Reproduce the rows below word for word, starting with the first row and ending after the row that contains "colorbar-label: 24: [810, 218, 828, 234]".

--- START Listed records ---

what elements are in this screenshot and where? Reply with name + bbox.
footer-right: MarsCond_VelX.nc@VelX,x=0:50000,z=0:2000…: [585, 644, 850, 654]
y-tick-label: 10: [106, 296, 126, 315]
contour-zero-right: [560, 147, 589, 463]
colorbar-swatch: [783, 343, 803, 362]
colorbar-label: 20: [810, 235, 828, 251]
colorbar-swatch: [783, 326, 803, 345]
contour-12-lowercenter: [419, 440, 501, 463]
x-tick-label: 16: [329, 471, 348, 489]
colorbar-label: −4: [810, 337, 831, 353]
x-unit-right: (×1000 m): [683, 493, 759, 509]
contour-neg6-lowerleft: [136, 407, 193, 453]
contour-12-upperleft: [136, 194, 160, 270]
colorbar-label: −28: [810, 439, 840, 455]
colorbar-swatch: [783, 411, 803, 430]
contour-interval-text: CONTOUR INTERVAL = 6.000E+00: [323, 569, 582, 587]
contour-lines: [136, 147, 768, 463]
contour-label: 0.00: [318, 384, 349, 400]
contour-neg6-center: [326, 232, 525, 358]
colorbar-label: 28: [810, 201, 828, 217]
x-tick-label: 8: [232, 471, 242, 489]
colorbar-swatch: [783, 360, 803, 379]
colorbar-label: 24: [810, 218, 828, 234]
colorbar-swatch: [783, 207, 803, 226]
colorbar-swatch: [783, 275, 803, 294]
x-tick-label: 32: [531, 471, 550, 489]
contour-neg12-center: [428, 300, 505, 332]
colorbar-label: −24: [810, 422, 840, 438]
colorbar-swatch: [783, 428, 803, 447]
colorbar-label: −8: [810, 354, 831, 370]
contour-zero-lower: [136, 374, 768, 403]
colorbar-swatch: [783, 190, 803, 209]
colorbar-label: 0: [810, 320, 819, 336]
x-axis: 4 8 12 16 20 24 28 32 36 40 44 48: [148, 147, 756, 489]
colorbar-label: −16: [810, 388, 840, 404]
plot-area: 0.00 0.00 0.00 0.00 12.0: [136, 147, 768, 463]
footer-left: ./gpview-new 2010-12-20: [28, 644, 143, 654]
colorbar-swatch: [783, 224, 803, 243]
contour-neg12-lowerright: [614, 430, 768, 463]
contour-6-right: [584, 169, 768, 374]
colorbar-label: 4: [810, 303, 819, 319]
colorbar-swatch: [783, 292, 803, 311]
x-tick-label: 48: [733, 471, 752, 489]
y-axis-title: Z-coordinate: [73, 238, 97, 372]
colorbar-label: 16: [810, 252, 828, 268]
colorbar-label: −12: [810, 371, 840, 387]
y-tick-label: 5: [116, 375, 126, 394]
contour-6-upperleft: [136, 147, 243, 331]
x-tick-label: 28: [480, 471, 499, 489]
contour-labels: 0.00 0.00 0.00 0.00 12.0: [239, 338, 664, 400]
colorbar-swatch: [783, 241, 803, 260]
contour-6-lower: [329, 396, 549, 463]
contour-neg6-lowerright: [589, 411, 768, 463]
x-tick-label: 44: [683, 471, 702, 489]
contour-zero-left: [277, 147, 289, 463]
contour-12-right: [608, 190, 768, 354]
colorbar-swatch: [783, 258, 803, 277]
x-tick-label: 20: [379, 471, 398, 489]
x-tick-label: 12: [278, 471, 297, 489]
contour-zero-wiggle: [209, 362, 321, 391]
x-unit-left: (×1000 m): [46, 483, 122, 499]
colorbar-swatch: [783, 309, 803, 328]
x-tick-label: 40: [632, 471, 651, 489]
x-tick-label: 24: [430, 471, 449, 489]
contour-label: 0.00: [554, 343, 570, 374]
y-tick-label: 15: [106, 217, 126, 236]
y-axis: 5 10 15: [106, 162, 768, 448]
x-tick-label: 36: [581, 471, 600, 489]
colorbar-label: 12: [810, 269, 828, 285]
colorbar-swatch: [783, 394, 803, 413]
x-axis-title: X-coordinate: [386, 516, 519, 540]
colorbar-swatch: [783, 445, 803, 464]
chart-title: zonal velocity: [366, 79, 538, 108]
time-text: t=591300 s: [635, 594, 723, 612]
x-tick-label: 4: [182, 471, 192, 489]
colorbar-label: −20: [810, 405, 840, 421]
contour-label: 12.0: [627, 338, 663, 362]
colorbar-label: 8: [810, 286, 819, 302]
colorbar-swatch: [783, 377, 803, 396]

--- END Listed records ---

■ **Task solution**
what elements are in this screenshot and where? Reply with name + bbox.
footer-right: MarsCond_VelX.nc@VelX,x=0:50000,z=0:2000…: [585, 644, 850, 654]
y-tick-label: 10: [106, 296, 126, 315]
contour-zero-right: [560, 147, 589, 463]
colorbar-swatch: [783, 343, 803, 362]
colorbar-label: 20: [810, 235, 828, 251]
colorbar-swatch: [783, 326, 803, 345]
contour-12-lowercenter: [419, 440, 501, 463]
x-tick-label: 16: [329, 471, 348, 489]
colorbar-label: −4: [810, 337, 831, 353]
x-unit-right: (×1000 m): [683, 493, 759, 509]
contour-neg6-lowerleft: [136, 407, 193, 453]
contour-12-upperleft: [136, 194, 160, 270]
colorbar-label: −28: [810, 439, 840, 455]
colorbar-swatch: [783, 411, 803, 430]
contour-interval-text: CONTOUR INTERVAL = 6.000E+00: [323, 569, 582, 587]
contour-lines: [136, 147, 768, 463]
contour-label: 0.00: [318, 384, 349, 400]
contour-neg6-center: [326, 232, 525, 358]
colorbar-label: 28: [810, 201, 828, 217]
x-tick-label: 8: [232, 471, 242, 489]
colorbar-swatch: [783, 360, 803, 379]
colorbar-label: 24: [810, 218, 828, 234]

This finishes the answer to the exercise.